■ **Objective**: Reproduce the line containing "Transcribe the text in this document." exactly, along with each line after it through the end of the data; pictures are left out.

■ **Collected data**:
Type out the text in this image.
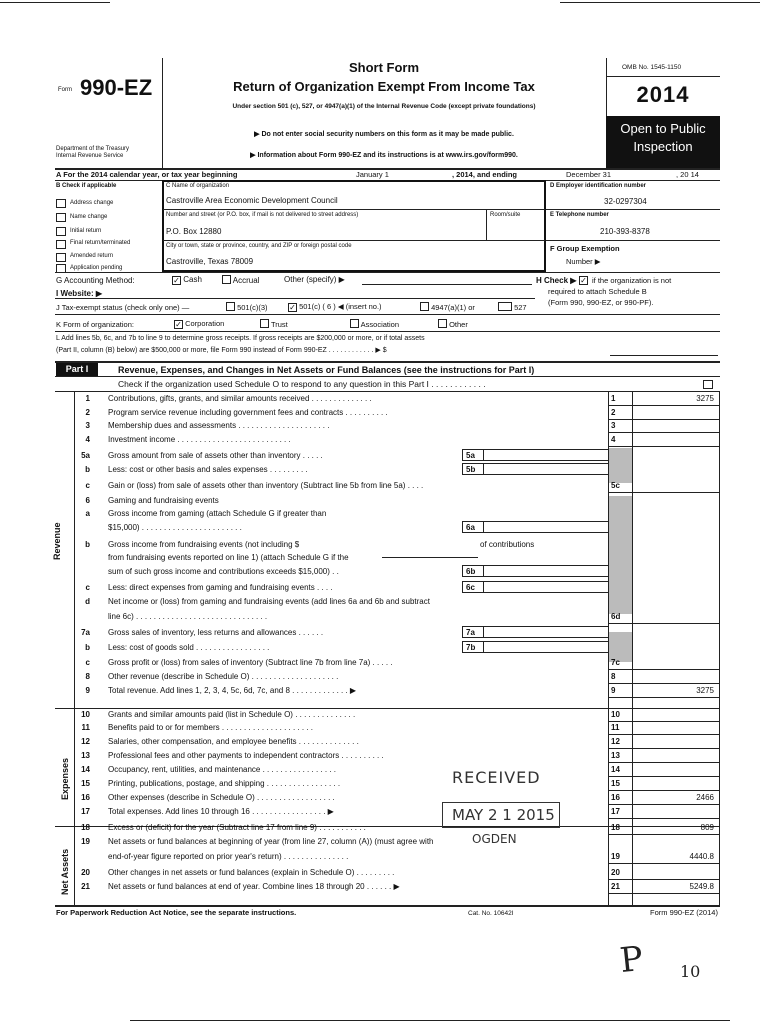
Form 990-EZ
Department of the Treasury
Internal Revenue Service
Short Form
Return of Organization Exempt From Income Tax
Under section 501 (c), 527, or 4947(a)(1) of the Internal Revenue Code (except private foundations)
▶ Do not enter social security numbers on this form as it may be made public.
▶ Information about Form 990-EZ and its instructions is at www.irs.gov/form990.
OMB No. 1545-1150
2014
Open to Public
Inspection
A For the 2014 calendar year, or tax year beginning	January 1	, 2014, and ending	December 31	, 20 14
B Check if applicable
Address change
Name change
Initial return
Final return/terminated
Amended return
Application pending
C Name of organization
Castroville Area Economic Development Council
Number and street (or P.O. box, if mail is not delivered to street address)	Room/suite
P.O. Box 12880
City or town, state or province, country, and ZIP or foreign postal code
Castroville, Texas 78009
D Employer identification number
32-0297304
E Telephone number
210-393-8378
F Group Exemption
Number ▶
G Accounting Method:	✓ Cash	Accrual	Other (specify) ▶	H Check ▶ ✓ if the organization is not
required to attach Schedule B
(Form 990, 990-EZ, or 990-PF).
I Website: ▶
J Tax-exempt status (check only one) —	501(c)(3)	✓ 501(c) ( 6 ) ◀ (insert no.)	4947(a)(1) or	527
K Form of organization:	✓ Corporation	Trust	Association	Other
L Add lines 5b, 6c, and 7b to line 9 to determine gross receipts. If gross receipts are $200,000 or more, or if total assets
(Part II, column (B) below) are $500,000 or more, file Form 990 instead of Form 990-EZ . . . . . . . . . . . . ▶ $
Part I	Revenue, Expenses, and Changes in Net Assets or Fund Balances (see the instructions for Part I)
Check if the organization used Schedule O to respond to any question in this Part I . . . . . . . . . . . .
Revenue
Expenses
Net Assets
1 Contributions, gifts, grants, and similar amounts received . . . . . . . . . . . . . .	1	3275
2 Program service revenue including government fees and contracts . . . . . . . . . .	2
3 Membership dues and assessments . . . . . . . . . . . . . . . . . . . . .	3
4 Investment income . . . . . . . . . . . . . . . . . . . . . . . . . .	4
5a Gross amount from sale of assets other than inventory . . . . .	5a
b Less: cost or other basis and sales expenses . . . . . . . . .	5b
c Gain or (loss) from sale of assets other than inventory (Subtract line 5b from line 5a) . . . .	5c
6 Gaming and fundraising events
a Gross income from gaming (attach Schedule G if greater than
$15,000) . . . . . . . . . . . . . . . . . . . . . . .	6a
b Gross income from fundraising events (not including $	of contributions
from fundraising events reported on line 1) (attach Schedule G if the
sum of such gross income and contributions exceeds $15,000) . .	6b
c Less: direct expenses from gaming and fundraising events . . . .	6c
d Net income or (loss) from gaming and fundraising events (add lines 6a and 6b and subtract
line 6c) . . . . . . . . . . . . . . . . . . . . . . . . . . . . . .	6d
7a Gross sales of inventory, less returns and allowances . . . . . .	7a
b Less: cost of goods sold . . . . . . . . . . . . . . . . .	7b
c Gross profit or (loss) from sales of inventory (Subtract line 7b from line 7a) . . . . .	7c
8 Other revenue (describe in Schedule O) . . . . . . . . . . . . . . . . . . . .	8
9 Total revenue. Add lines 1, 2, 3, 4, 5c, 6d, 7c, and 8 . . . . . . . . . . . . . ▶	9	3275
10 Grants and similar amounts paid (list in Schedule O) . . . . . . . . . . . . . .	10
11 Benefits paid to or for members . . . . . . . . . . . . . . . . . . . . .	11
12 Salaries, other compensation, and employee benefits . . . . . . . . . . . . . .	12
13 Professional fees and other payments to independent contractors . . . . . . . . . .	13
14 Occupancy, rent, utilities, and maintenance . . . . . . . . . . . . . . . . .	14
15 Printing, publications, postage, and shipping . . . . . . . . . . . . . . . . .	15
16 Other expenses (describe in Schedule O) . . . . . . . . . . . . . . . . . .	16	2466
17 Total expenses. Add lines 10 through 16 . . . . . . . . . . . . . . . . . ▶	17
18 Excess or (deficit) for the year (Subtract line 17 from line 9) . . . . . . . . . . .	18	809
19 Net assets or fund balances at beginning of year (from line 27, column (A)) (must agree with
end-of-year figure reported on prior year's return) . . . . . . . . . . . . . . .	19	4440.8
20 Other changes in net assets or fund balances (explain in Schedule O) . . . . . . . . .	20
21 Net assets or fund balances at end of year. Combine lines 18 through 20 . . . . . . ▶	21	5249.8
RECEIVED
MAY 2 1 2015
OGDEN
For Paperwork Reduction Act Notice, see the separate instructions.	Cat. No. 10642I	Form 990-EZ (2014)
P 10
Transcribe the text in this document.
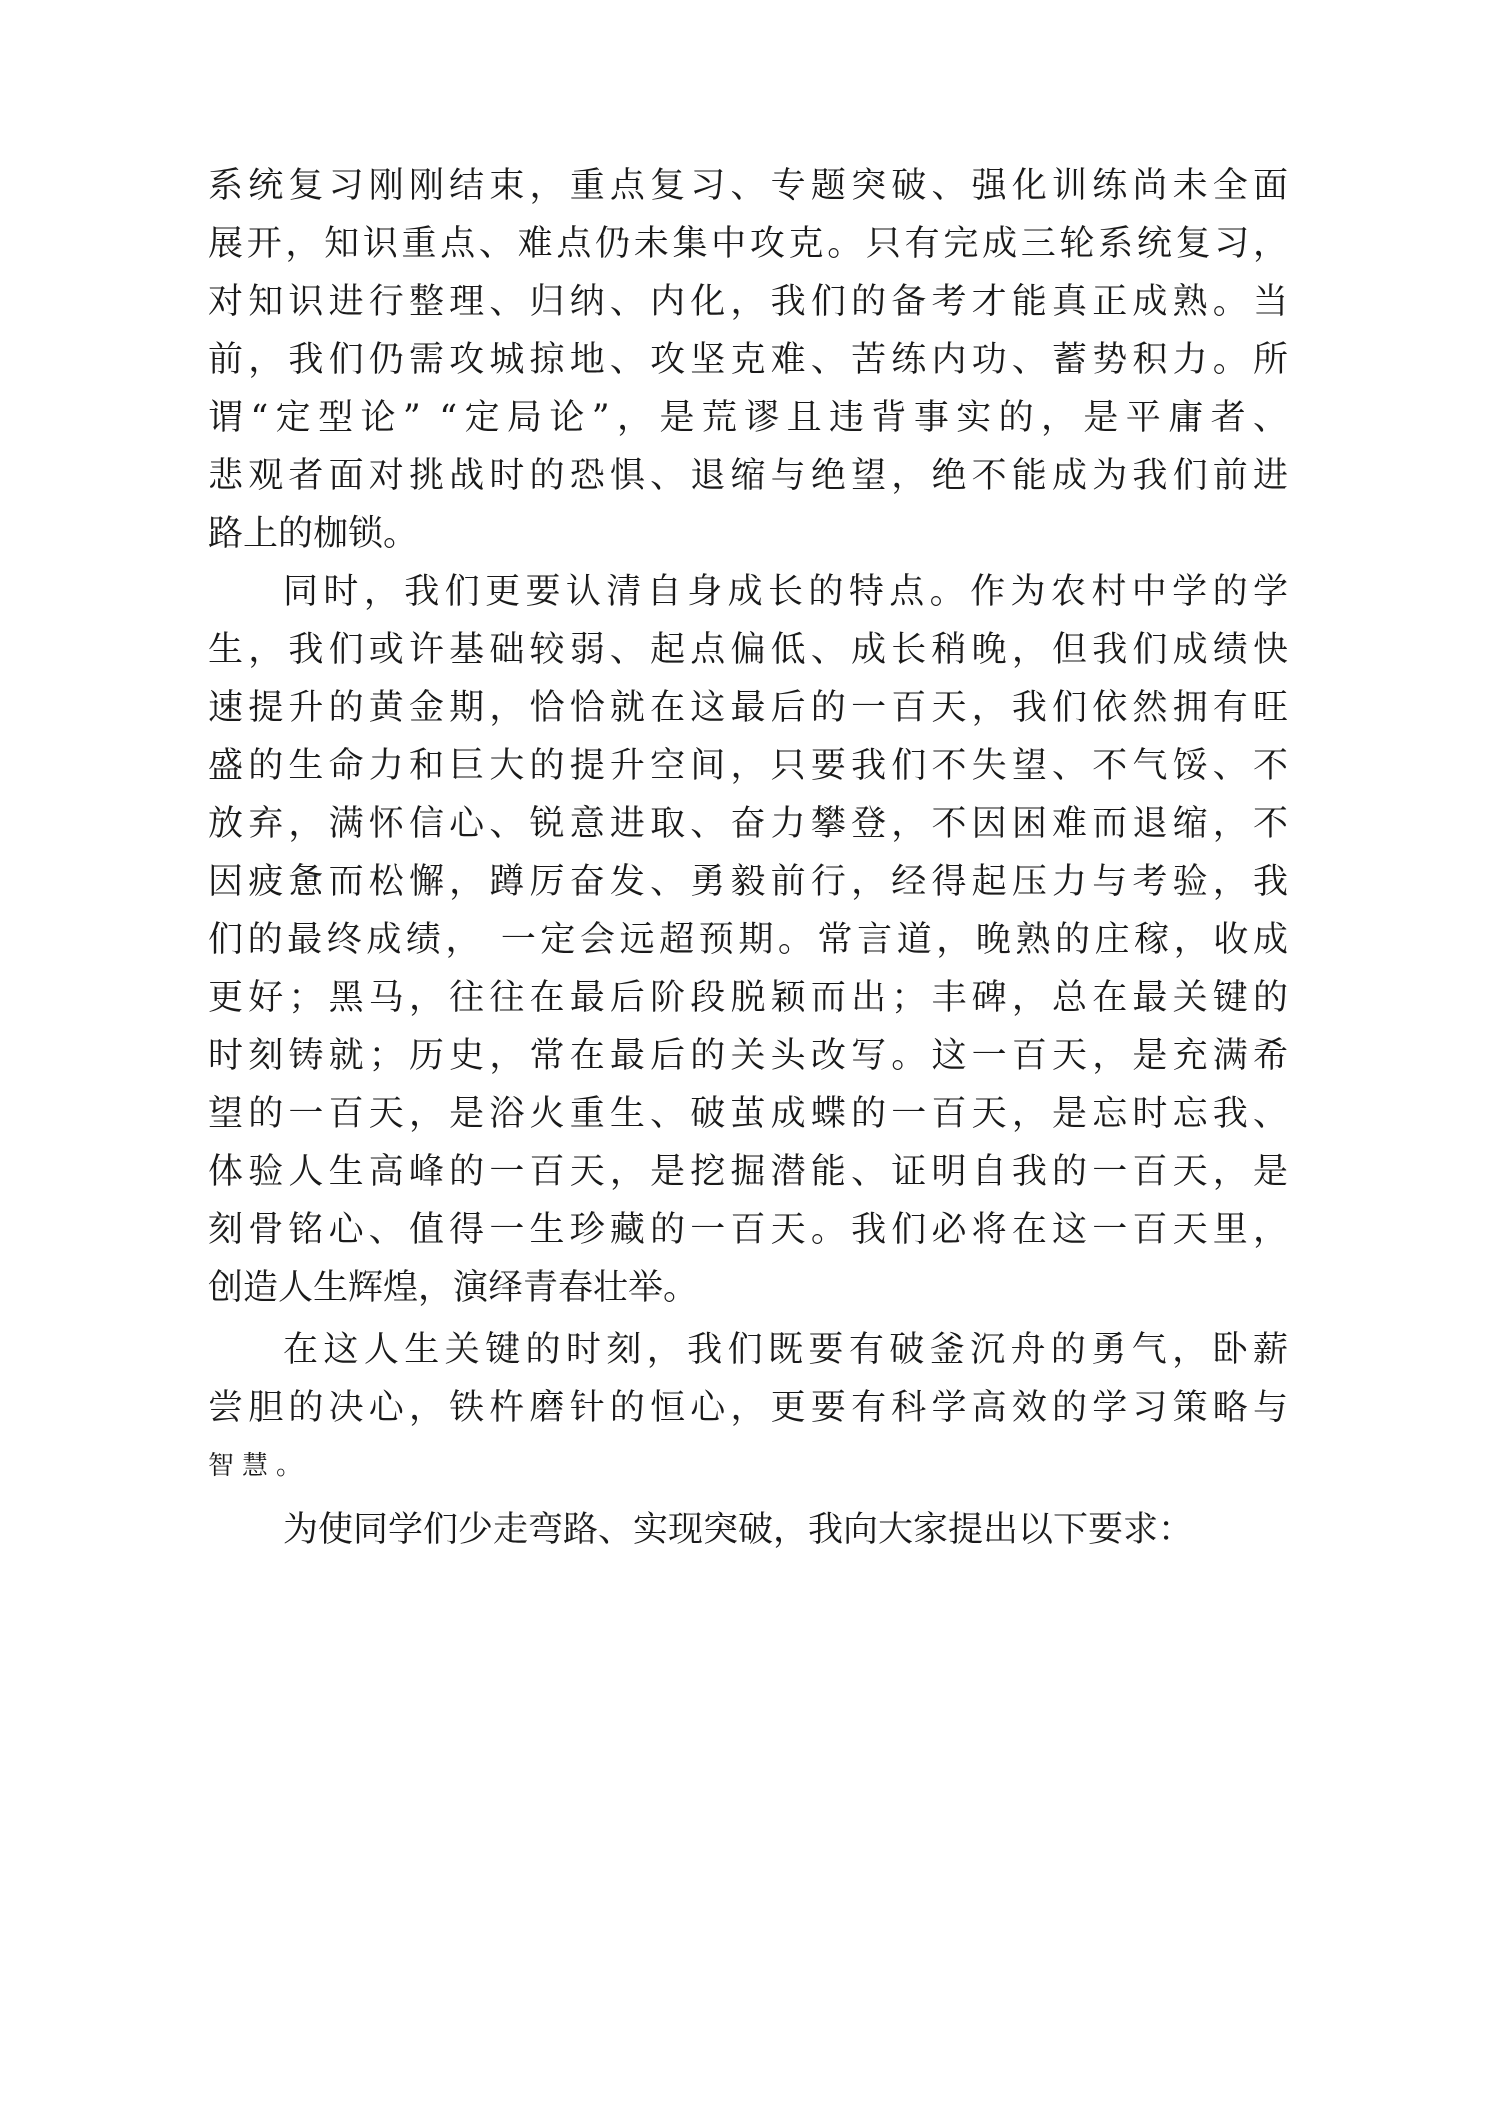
系统复习刚刚结束，重点复习、专题突破、强化训练尚未全面
展开，知识重点、难点仍未集中攻克。只有完成三轮系统复习，
对知识进行整理、归纳、内化，我们的备考才能真正成熟。当
前，我们仍需攻城掠地、攻坚克难、苦练内功、蓄势积力。所
谓“定型论” “定局论”，是荒谬且违背事实的，是平庸者、
悲观者面对挑战时的恐惧、退缩与绝望，绝不能成为我们前进
路上的枷锁。
同时，我们更要认清自身成长的特点。作为农村中学的学
生，我们或许基础较弱、起点偏低、成长稍晚，但我们成绩快
速提升的黄金期，恰恰就在这最后的一百天，我们依然拥有旺
盛的生命力和巨大的提升空间，只要我们不失望、不气馁、不
放弃，满怀信心、锐意进取、奋力攀登，不因困难而退缩，不
因疲惫而松懈，蹲厉奋发、勇毅前行，经得起压力与考验，我
们的最终成绩， 一定会远超预期。常言道，晚熟的庄稼，收成
更好；黑马，往往在最后阶段脱颖而出；丰碑，总在最关键的
时刻铸就；历史，常在最后的关头改写。这一百天，是充满希
望的一百天，是浴火重生、破茧成蝶的一百天，是忘时忘我、
体验人生高峰的一百天，是挖掘潜能、证明自我的一百天，是
刻骨铭心、值得一生珍藏的一百天。我们必将在这一百天里，
创造人生辉煌，演绎青春壮举。
在这人生关键的时刻，我们既要有破釜沉舟的勇气，卧薪
尝胆的决心，铁杵磨针的恒心，更要有科学高效的学习策略与
智慧。
为使同学们少走弯路、实现突破，我向大家提出以下要求：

■ **Answer to the problem**:
Transcribe the text in this document.
系统复习刚刚结束，重点复习、专题突破、强化训练尚未全面
展开，知识重点、难点仍未集中攻克。只有完成三轮系统复习，
对知识进行整理、归纳、内化，我们的备考才能真正成熟。当
前，我们仍需攻城掠地、攻坚克难、苦练内功、蓄势积力。所
谓“定型论” “定局论”，是荒谬且违背事实的，是平庸者、
悲观者面对挑战时的恐惧、退缩与绝望，绝不能成为我们前进
路上的枷锁。
同时，我们更要认清自身成长的特点。作为农村中学的学
生，我们或许基础较弱、起点偏低、成长稍晚，但我们成绩快
速提升的黄金期，恰恰就在这最后的一百天，我们依然拥有旺
盛的生命力和巨大的提升空间，只要我们不失望、不气馁、不
放弃，满怀信心、锐意进取、奋力攀登，不因困难而退缩，不
因疲惫而松懈，蹲厉奋发、勇毅前行，经得起压力与考验，我
们的最终成绩， 一定会远超预期。常言道，晚熟的庄稼，收成
更好；黑马，往往在最后阶段脱颖而出；丰碑，总在最关键的
时刻铸就；历史，常在最后的关头改写。这一百天，是充满希
望的一百天，是浴火重生、破茧成蝶的一百天，是忘时忘我、
体验人生高峰的一百天，是挖掘潜能、证明自我的一百天，是
刻骨铭心、值得一生珍藏的一百天。我们必将在这一百天里，
创造人生辉煌，演绎青春壮举。
在这人生关键的时刻，我们既要有破釜沉舟的勇气，卧薪
尝胆的决心，铁杵磨针的恒心，更要有科学高效的学习策略与
智慧。
为使同学们少走弯路、实现突破，我向大家提出以下要求：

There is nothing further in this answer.